__Work to be completed__. Can you quote exactly the stretch of lines from the one with "Transcribe this image's" through the final line of the material, both ends included?

__Material provided__.
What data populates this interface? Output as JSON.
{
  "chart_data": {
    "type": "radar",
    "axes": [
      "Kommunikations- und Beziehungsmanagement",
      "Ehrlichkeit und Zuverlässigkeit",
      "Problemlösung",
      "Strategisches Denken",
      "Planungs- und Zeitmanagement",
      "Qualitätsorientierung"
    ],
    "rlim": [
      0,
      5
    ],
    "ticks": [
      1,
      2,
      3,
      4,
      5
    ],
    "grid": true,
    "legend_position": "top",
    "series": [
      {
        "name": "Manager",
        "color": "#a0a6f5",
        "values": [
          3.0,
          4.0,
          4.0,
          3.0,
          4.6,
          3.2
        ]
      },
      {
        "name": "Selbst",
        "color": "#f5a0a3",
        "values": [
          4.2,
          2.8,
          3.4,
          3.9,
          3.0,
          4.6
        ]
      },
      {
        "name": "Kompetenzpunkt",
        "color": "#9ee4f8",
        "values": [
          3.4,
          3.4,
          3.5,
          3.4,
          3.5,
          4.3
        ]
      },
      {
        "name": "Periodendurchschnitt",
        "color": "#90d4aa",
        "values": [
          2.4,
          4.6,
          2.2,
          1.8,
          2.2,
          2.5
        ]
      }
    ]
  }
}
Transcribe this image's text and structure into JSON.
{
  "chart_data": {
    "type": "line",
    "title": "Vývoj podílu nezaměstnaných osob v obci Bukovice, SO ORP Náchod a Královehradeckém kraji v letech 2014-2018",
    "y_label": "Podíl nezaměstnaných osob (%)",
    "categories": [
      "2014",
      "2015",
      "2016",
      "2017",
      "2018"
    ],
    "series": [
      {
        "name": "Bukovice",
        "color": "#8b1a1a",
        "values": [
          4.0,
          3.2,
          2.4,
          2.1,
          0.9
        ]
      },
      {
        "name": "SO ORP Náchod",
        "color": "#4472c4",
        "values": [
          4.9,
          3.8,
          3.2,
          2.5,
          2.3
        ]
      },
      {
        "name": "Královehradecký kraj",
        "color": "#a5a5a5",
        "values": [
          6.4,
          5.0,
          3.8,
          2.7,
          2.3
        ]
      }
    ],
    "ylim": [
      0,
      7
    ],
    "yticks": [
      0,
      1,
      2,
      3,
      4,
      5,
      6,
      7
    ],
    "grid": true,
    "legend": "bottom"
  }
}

__Solution below__.
Transcribe this image's text and structure into JSON.
{
  "chart_data": {
    "type": "line",
    "title": "Vývoj podílu nezaměstnaných osob v obci Bukovice, SO ORP Náchod a Královehradeckém kraji v letech 2014-2018",
    "y_label": "Podíl nezaměstnaných osob (%)",
    "categories": [
      "2014",
      "2015",
      "2016",
      "2017",
      "2018"
    ],
    "series": [
      {
        "name": "Bukovice",
        "color": "#8b1a1a",
        "values": [
          4.0,
          3.2,
          2.4,
          2.1,
          0.9
        ]
      },
      {
        "name": "SO ORP Náchod",
        "color": "#4472c4",
        "values": [
          4.9,
          3.8,
          3.2,
          2.5,
          2.3
        ]
      },
      {
        "name": "Královehradecký kraj",
        "color": "#a5a5a5",
        "values": [
          6.4,
          5.0,
          3.8,
          2.7,
          2.3
        ]
      }
    ],
    "ylim": [
      0,
      7
    ],
    "yticks": [
      0,
      1,
      2,
      3,
      4,
      5,
      6,
      7
    ],
    "grid": true,
    "legend": "bottom"
  }
}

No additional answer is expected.